* **Problem description**
Look for "left" in each line of the entries, and return the matching lines.

Part of a data file

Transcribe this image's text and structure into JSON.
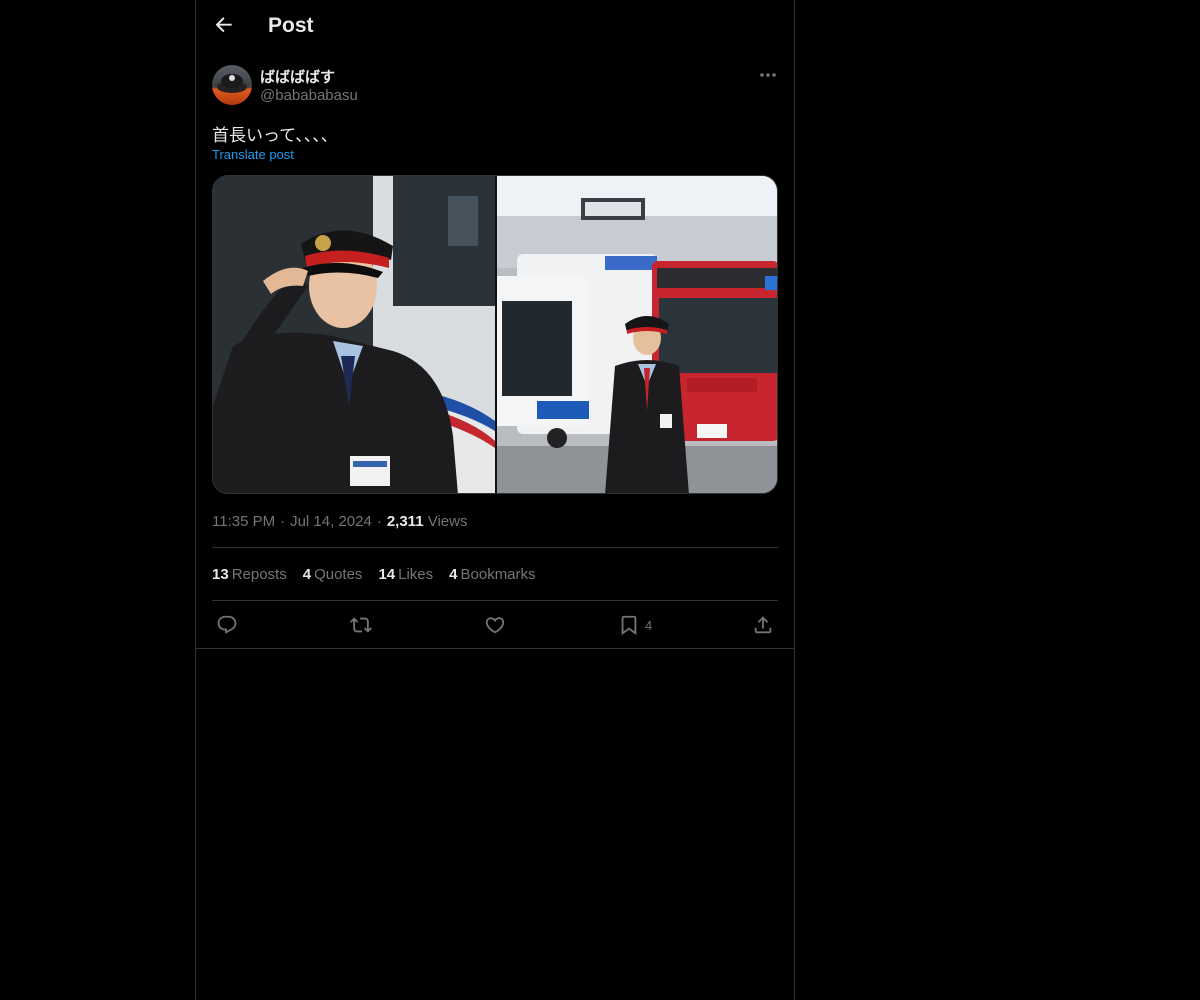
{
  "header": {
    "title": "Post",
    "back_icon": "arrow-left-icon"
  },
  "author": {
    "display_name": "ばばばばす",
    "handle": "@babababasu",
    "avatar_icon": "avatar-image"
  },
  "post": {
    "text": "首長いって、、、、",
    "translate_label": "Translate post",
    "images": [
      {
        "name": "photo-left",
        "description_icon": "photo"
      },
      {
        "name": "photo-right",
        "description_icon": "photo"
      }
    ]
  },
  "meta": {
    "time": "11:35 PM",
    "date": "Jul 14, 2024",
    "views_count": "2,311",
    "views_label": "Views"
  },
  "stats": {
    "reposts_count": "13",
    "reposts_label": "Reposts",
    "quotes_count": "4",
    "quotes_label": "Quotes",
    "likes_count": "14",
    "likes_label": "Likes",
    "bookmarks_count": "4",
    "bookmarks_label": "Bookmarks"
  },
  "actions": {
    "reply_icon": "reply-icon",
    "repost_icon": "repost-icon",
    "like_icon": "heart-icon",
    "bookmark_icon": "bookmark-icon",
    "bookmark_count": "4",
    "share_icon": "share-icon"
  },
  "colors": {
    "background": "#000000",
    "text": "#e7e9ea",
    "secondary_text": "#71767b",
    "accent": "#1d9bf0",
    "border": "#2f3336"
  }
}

...

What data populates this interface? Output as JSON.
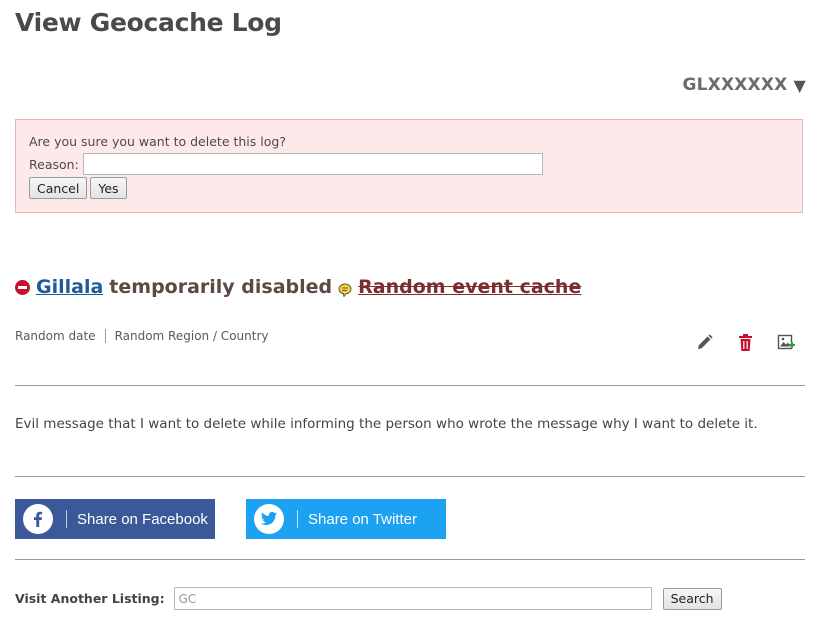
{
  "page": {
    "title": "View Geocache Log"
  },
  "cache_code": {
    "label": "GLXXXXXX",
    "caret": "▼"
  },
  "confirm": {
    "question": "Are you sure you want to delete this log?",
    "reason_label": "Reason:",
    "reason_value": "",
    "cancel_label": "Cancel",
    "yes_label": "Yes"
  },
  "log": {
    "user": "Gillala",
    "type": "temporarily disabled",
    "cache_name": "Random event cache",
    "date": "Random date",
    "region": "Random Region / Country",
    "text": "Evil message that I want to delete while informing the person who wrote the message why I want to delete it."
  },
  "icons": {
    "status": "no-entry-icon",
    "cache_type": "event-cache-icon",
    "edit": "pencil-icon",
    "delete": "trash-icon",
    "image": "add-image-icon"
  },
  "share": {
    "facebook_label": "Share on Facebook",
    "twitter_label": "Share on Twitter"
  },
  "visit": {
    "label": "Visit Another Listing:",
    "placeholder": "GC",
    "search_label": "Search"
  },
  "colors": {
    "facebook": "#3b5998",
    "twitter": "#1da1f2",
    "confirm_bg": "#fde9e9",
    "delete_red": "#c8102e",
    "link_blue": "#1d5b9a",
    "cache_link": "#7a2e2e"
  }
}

* **Answer to the problem**
    "back_icon": "arrow-left-icon"
        "name": "photo-left",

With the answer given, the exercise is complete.